# YOUR INSTRUCTIONS
Without the pictures, copy all the entries below exactly.

# INPUT DATA
Start
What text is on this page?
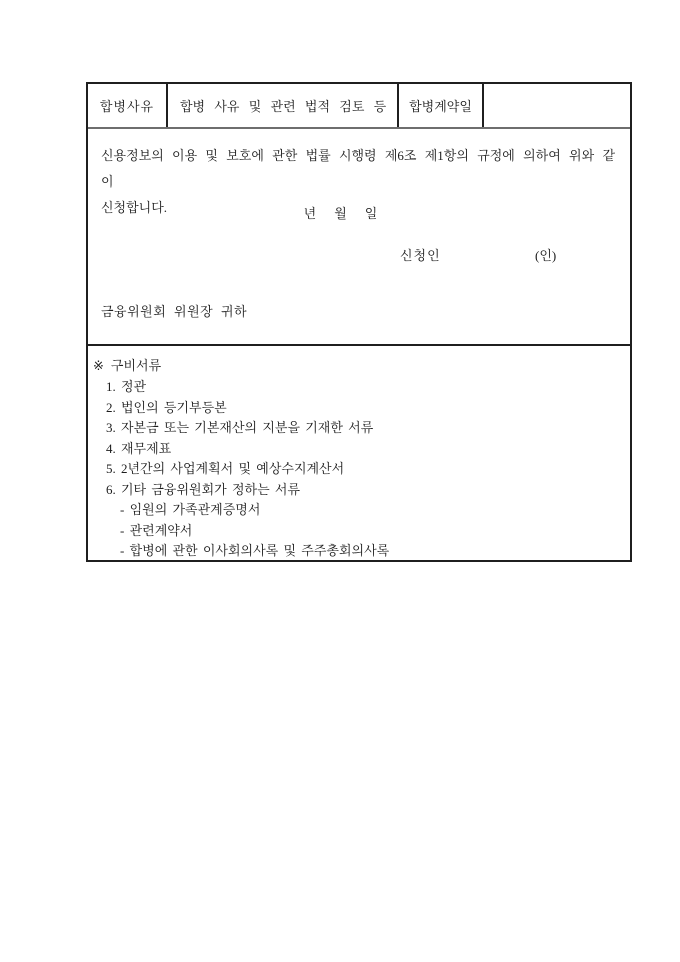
합병사유 합병 사유 및 관련 법적 검토 등 합병계약일
신용정보의 이용 및 보호에 관한 법률 시행령 제6조 제1항의 규정에 의하여 위와 같이
신청합니다.	년    월    일
신청인	(인)
금융위원회 위원장 귀하
※ 구비서류
1. 정관
2. 법인의 등기부등본
3. 자본금 또는 기본재산의 지분을 기재한 서류
4. 재무제표
5. 2년간의 사업계획서 및 예상수지계산서
6. 기타 금융위원회가 정하는 서류
- 임원의 가족관계증명서
- 관련계약서
- 합병에 관한 이사회의사록 및 주주총회의사록
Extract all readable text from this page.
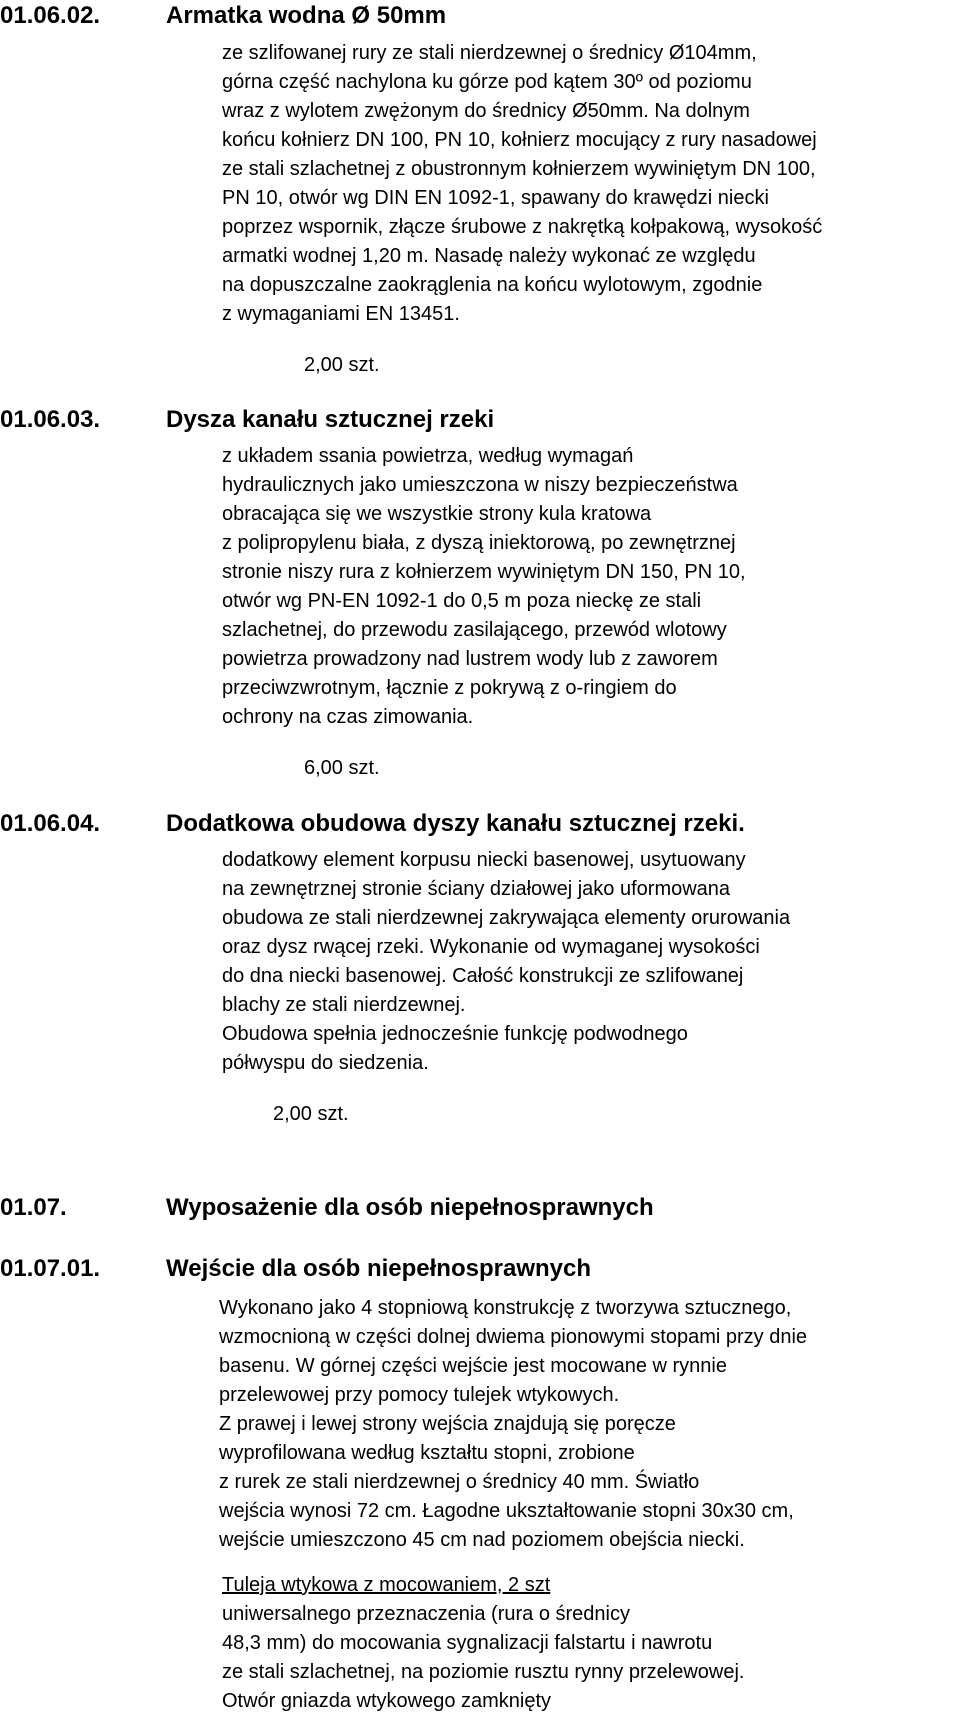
01.06.02.	Armatka wodna Ø 50mm
ze szlifowanej rury ze stali nierdzewnej o średnicy Ø104mm,
górna część nachylona ku górze pod kątem 30º od poziomu
wraz z wylotem zwężonym do średnicy Ø50mm. Na dolnym
końcu kołnierz DN 100, PN 10, kołnierz mocujący z rury nasadowej
ze stali szlachetnej z obustronnym kołnierzem wywiniętym DN 100,
PN 10, otwór wg DIN EN 1092-1, spawany do krawędzi niecki
poprzez wspornik, złącze śrubowe z nakrętką kołpakową, wysokość
armatki wodnej 1,20 m. Nasadę należy wykonać ze względu
na dopuszczalne zaokrąglenia na końcu wylotowym, zgodnie
z wymaganiami EN 13451.
2,00 szt.
01.06.03.	Dysza kanału sztucznej rzeki
z układem ssania powietrza, według wymagań
hydraulicznych jako umieszczona w niszy bezpieczeństwa
obracająca się we wszystkie strony kula kratowa
z polipropylenu biała, z dyszą iniektorową, po zewnętrznej
stronie niszy rura z kołnierzem wywiniętym DN 150, PN 10,
otwór wg PN-EN 1092-1 do 0,5 m poza nieckę ze stali
szlachetnej, do przewodu zasilającego, przewód wlotowy
powietrza prowadzony nad lustrem wody lub z zaworem
przeciwzwrotnym, łącznie z pokrywą z o-ringiem do
ochrony na czas zimowania.
6,00 szt.
01.06.04.	Dodatkowa obudowa dyszy kanału sztucznej rzeki.
dodatkowy element korpusu niecki basenowej, usytuowany
na zewnętrznej stronie ściany działowej jako uformowana
obudowa ze stali nierdzewnej zakrywająca elementy orurowania
oraz dysz rwącej rzeki. Wykonanie od wymaganej wysokości
do dna niecki basenowej. Całość konstrukcji ze szlifowanej
blachy ze stali nierdzewnej.
Obudowa spełnia jednocześnie funkcję podwodnego
półwyspu do siedzenia.
2,00 szt.
01.07.	Wyposażenie dla osób niepełnosprawnych
01.07.01.	Wejście dla osób niepełnosprawnych
Wykonano jako 4 stopniową konstrukcję z tworzywa sztucznego,
wzmocnioną w części dolnej dwiema pionowymi stopami przy dnie
basenu. W górnej części wejście jest mocowane w rynnie
przelewowej przy pomocy tulejek wtykowych.
Z prawej i lewej strony wejścia znajdują się poręcze
wyprofilowana według kształtu stopni, zrobione
z rurek ze stali nierdzewnej o średnicy 40 mm. Światło
wejścia wynosi 72 cm. Łagodne ukształtowanie stopni 30x30 cm,
wejście umieszczono 45 cm nad poziomem obejścia niecki.
Tuleja wtykowa z mocowaniem, 2 szt
uniwersalnego przeznaczenia (rura o średnicy
48,3 mm) do mocowania sygnalizacji falstartu i nawrotu
ze stali szlachetnej, na poziomie rusztu rynny przelewowej.
Otwór gniazda wtykowego zamknięty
End
# CORRECT RESPONSE
What text is on this page?
합병사유 합병 사유 및 관련 법적 검토 등 합병계약일
신용정보의 이용 및 보호에 관한 법률 시행령 제6조 제1항의 규정에 의하여 위와 같이
신청합니다.	년    월    일
신청인	(인)
금융위원회 위원장 귀하
※ 구비서류
1. 정관
2. 법인의 등기부등본
3. 자본금 또는 기본재산의 지분을 기재한 서류
4. 재무제표
5. 2년간의 사업계획서 및 예상수지계산서
6. 기타 금융위원회가 정하는 서류
- 임원의 가족관계증명서
- 관련계약서
- 합병에 관한 이사회의사록 및 주주총회의사록
Extract all readable text from this page.
01.06.02.	Armatka wodna Ø 50mm
ze szlifowanej rury ze stali nierdzewnej o średnicy Ø104mm,
górna część nachylona ku górze pod kątem 30º od poziomu
wraz z wylotem zwężonym do średnicy Ø50mm. Na dolnym
końcu kołnierz DN 100, PN 10, kołnierz mocujący z rury nasadowej
ze stali szlachetnej z obustronnym kołnierzem wywiniętym DN 100,
PN 10, otwór wg DIN EN 1092-1, spawany do krawędzi niecki
poprzez wspornik, złącze śrubowe z nakrętką kołpakową, wysokość
armatki wodnej 1,20 m. Nasadę należy wykonać ze względu
na dopuszczalne zaokrąglenia na końcu wylotowym, zgodnie
z wymaganiami EN 13451.
2,00 szt.
01.06.03.	Dysza kanału sztucznej rzeki
z układem ssania powietrza, według wymagań
hydraulicznych jako umieszczona w niszy bezpieczeństwa
obracająca się we wszystkie strony kula kratowa
z polipropylenu biała, z dyszą iniektorową, po zewnętrznej
stronie niszy rura z kołnierzem wywiniętym DN 150, PN 10,
otwór wg PN-EN 1092-1 do 0,5 m poza nieckę ze stali
szlachetnej, do przewodu zasilającego, przewód wlotowy
powietrza prowadzony nad lustrem wody lub z zaworem
przeciwzwrotnym, łącznie z pokrywą z o-ringiem do
ochrony na czas zimowania.
6,00 szt.
01.06.04.	Dodatkowa obudowa dyszy kanału sztucznej rzeki.
dodatkowy element korpusu niecki basenowej, usytuowany
na zewnętrznej stronie ściany działowej jako uformowana
obudowa ze stali nierdzewnej zakrywająca elementy orurowania
oraz dysz rwącej rzeki. Wykonanie od wymaganej wysokości
do dna niecki basenowej. Całość konstrukcji ze szlifowanej
blachy ze stali nierdzewnej.
Obudowa spełnia jednocześnie funkcję podwodnego
półwyspu do siedzenia.
2,00 szt.
01.07.	Wyposażenie dla osób niepełnosprawnych
01.07.01.	Wejście dla osób niepełnosprawnych
Wykonano jako 4 stopniową konstrukcję z tworzywa sztucznego,
wzmocnioną w części dolnej dwiema pionowymi stopami przy dnie
basenu. W górnej części wejście jest mocowane w rynnie
przelewowej przy pomocy tulejek wtykowych.
Z prawej i lewej strony wejścia znajdują się poręcze
wyprofilowana według kształtu stopni, zrobione
z rurek ze stali nierdzewnej o średnicy 40 mm. Światło
wejścia wynosi 72 cm. Łagodne ukształtowanie stopni 30x30 cm,
wejście umieszczono 45 cm nad poziomem obejścia niecki.
Tuleja wtykowa z mocowaniem, 2 szt
uniwersalnego przeznaczenia (rura o średnicy
48,3 mm) do mocowania sygnalizacji falstartu i nawrotu
ze stali szlachetnej, na poziomie rusztu rynny przelewowej.
Otwór gniazda wtykowego zamknięty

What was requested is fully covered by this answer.